:: Required action ::
Each record below should be written out again exactly as given.

:: Dataset excerpts ::
########

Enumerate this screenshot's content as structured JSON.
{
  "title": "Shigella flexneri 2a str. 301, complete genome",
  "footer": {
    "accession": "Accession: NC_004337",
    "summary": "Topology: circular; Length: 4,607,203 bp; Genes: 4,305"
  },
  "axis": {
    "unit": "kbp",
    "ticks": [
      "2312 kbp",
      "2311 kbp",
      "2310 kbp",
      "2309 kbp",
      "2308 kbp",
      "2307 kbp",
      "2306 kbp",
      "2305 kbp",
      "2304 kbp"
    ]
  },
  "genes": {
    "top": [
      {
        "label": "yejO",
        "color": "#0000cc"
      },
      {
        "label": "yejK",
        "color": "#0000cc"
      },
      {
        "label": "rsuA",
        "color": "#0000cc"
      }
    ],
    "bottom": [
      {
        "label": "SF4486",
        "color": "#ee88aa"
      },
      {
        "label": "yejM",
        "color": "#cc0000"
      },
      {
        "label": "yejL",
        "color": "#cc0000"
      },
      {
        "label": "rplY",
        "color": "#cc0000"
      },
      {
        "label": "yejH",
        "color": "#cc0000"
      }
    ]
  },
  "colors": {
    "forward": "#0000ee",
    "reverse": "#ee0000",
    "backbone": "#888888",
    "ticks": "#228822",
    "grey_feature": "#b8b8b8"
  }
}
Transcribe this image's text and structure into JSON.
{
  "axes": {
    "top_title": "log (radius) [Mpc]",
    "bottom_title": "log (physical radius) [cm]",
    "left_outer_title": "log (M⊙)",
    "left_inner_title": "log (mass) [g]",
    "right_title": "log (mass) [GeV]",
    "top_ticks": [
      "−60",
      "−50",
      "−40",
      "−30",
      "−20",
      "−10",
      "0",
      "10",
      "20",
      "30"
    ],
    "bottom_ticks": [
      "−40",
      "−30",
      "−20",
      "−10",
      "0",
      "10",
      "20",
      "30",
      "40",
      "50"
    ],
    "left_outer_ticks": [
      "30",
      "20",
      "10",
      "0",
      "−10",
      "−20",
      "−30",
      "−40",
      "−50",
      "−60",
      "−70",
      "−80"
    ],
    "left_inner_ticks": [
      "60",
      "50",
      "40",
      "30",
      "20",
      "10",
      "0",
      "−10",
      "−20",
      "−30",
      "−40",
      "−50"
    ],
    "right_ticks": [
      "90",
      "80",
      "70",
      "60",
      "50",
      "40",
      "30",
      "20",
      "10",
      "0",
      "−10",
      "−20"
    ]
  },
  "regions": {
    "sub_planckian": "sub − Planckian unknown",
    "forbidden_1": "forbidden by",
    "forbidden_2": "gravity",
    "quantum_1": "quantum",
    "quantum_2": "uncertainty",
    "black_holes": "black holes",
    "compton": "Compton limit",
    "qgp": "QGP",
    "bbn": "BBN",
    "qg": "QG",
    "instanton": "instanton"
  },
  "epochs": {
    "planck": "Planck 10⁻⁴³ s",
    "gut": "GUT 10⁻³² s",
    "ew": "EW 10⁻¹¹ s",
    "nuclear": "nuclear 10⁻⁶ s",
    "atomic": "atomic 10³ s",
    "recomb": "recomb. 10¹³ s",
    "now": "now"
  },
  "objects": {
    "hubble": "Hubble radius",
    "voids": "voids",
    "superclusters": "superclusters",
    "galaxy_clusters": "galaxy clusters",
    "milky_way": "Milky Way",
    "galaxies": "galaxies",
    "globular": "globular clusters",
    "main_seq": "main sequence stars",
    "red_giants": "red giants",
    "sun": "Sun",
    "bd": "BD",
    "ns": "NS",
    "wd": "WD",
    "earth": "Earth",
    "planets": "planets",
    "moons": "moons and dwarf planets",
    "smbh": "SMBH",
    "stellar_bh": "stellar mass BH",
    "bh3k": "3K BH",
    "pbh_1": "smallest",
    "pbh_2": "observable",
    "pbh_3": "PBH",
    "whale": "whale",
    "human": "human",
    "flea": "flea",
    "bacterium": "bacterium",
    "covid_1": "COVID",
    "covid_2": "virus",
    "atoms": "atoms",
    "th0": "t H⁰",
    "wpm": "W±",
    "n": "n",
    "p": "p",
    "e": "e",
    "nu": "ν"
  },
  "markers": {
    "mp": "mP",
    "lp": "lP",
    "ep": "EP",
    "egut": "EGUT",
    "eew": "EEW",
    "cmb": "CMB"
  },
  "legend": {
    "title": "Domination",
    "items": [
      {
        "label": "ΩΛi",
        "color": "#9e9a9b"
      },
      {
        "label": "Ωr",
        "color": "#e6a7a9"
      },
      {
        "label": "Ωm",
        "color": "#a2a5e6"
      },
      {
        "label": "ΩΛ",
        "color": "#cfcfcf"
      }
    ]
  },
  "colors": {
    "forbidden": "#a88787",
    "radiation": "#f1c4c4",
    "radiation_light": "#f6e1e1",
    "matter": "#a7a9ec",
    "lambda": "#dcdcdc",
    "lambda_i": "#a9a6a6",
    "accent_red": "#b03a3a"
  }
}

########

:: Completed exercise ::
Enumerate this screenshot's content as structured JSON.
{
  "title": "Shigella flexneri 2a str. 301, complete genome",
  "footer": {
    "accession": "Accession: NC_004337",
    "summary": "Topology: circular; Length: 4,607,203 bp; Genes: 4,305"
  },
  "axis": {
    "unit": "kbp",
    "ticks": [
      "2312 kbp",
      "2311 kbp",
      "2310 kbp",
      "2309 kbp",
      "2308 kbp",
      "2307 kbp",
      "2306 kbp",
      "2305 kbp",
      "2304 kbp"
    ]
  },
  "genes": {
    "top": [
      {
        "label": "yejO",
        "color": "#0000cc"
      },
      {
        "label": "yejK",
        "color": "#0000cc"
      },
      {
        "label": "rsuA",
        "color": "#0000cc"
      }
    ],
    "bottom": [
      {
        "label": "SF4486",
        "color": "#ee88aa"
      },
      {
        "label": "yejM",
        "color": "#cc0000"
      },
      {
        "label": "yejL",
        "color": "#cc0000"
      },
      {
        "label": "rplY",
        "color": "#cc0000"
      },
      {
        "label": "yejH",
        "color": "#cc0000"
      }
    ]
  },
  "colors": {
    "forward": "#0000ee",
    "reverse": "#ee0000",
    "backbone": "#888888",
    "ticks": "#228822",
    "grey_feature": "#b8b8b8"
  }
}
Transcribe this image's text and structure into JSON.
{
  "axes": {
    "top_title": "log (radius) [Mpc]",
    "bottom_title": "log (physical radius) [cm]",
    "left_outer_title": "log (M⊙)",
    "left_inner_title": "log (mass) [g]",
    "right_title": "log (mass) [GeV]",
    "top_ticks": [
      "−60",
      "−50",
      "−40",
      "−30",
      "−20",
      "−10",
      "0",
      "10",
      "20",
      "30"
    ],
    "bottom_ticks": [
      "−40",
      "−30",
      "−20",
      "−10",
      "0",
      "10",
      "20",
      "30",
      "40",
      "50"
    ],
    "left_outer_ticks": [
      "30",
      "20",
      "10",
      "0",
      "−10",
      "−20",
      "−30",
      "−40",
      "−50",
      "−60",
      "−70",
      "−80"
    ],
    "left_inner_ticks": [
      "60",
      "50",
      "40",
      "30",
      "20",
      "10",
      "0",
      "−10",
      "−20",
      "−30",
      "−40",
      "−50"
    ],
    "right_ticks": [
      "90",
      "80",
      "70",
      "60",
      "50",
      "40",
      "30",
      "20",
      "10",
      "0",
      "−10",
      "−20"
    ]
  },
  "regions": {
    "sub_planckian": "sub − Planckian unknown",
    "forbidden_1": "forbidden by",
    "forbidden_2": "gravity",
    "quantum_1": "quantum",
    "quantum_2": "uncertainty",
    "black_holes": "black holes",
    "compton": "Compton limit",
    "qgp": "QGP",
    "bbn": "BBN",
    "qg": "QG",
    "instanton": "instanton"
  },
  "epochs": {
    "planck": "Planck 10⁻⁴³ s",
    "gut": "GUT 10⁻³² s",
    "ew": "EW 10⁻¹¹ s",
    "nuclear": "nuclear 10⁻⁶ s",
    "atomic": "atomic 10³ s",
    "recomb": "recomb. 10¹³ s",
    "now": "now"
  },
  "objects": {
    "hubble": "Hubble radius",
    "voids": "voids",
    "superclusters": "superclusters",
    "galaxy_clusters": "galaxy clusters",
    "milky_way": "Milky Way",
    "galaxies": "galaxies",
    "globular": "globular clusters",
    "main_seq": "main sequence stars",
    "red_giants": "red giants",
    "sun": "Sun",
    "bd": "BD",
    "ns": "NS",
    "wd": "WD",
    "earth": "Earth",
    "planets": "planets",
    "moons": "moons and dwarf planets",
    "smbh": "SMBH",
    "stellar_bh": "stellar mass BH",
    "bh3k": "3K BH",
    "pbh_1": "smallest",
    "pbh_2": "observable",
    "pbh_3": "PBH",
    "whale": "whale",
    "human": "human",
    "flea": "flea",
    "bacterium": "bacterium",
    "covid_1": "COVID",
    "covid_2": "virus",
    "atoms": "atoms",
    "th0": "t H⁰",
    "wpm": "W±",
    "n": "n",
    "p": "p",
    "e": "e",
    "nu": "ν"
  },
  "markers": {
    "mp": "mP",
    "lp": "lP",
    "ep": "EP",
    "egut": "EGUT",
    "eew": "EEW",
    "cmb": "CMB"
  },
  "legend": {
    "title": "Domination",
    "items": [
      {
        "label": "ΩΛi",
        "color": "#9e9a9b"
      },
      {
        "label": "Ωr",
        "color": "#e6a7a9"
      },
      {
        "label": "Ωm",
        "color": "#a2a5e6"
      },
      {
        "label": "ΩΛ",
        "color": "#cfcfcf"
      }
    ]
  },
  "colors": {
    "forbidden": "#a88787",
    "radiation": "#f1c4c4",
    "radiation_light": "#f6e1e1",
    "matter": "#a7a9ec",
    "lambda": "#dcdcdc",
    "lambda_i": "#a9a6a6",
    "accent_red": "#b03a3a"
  }
}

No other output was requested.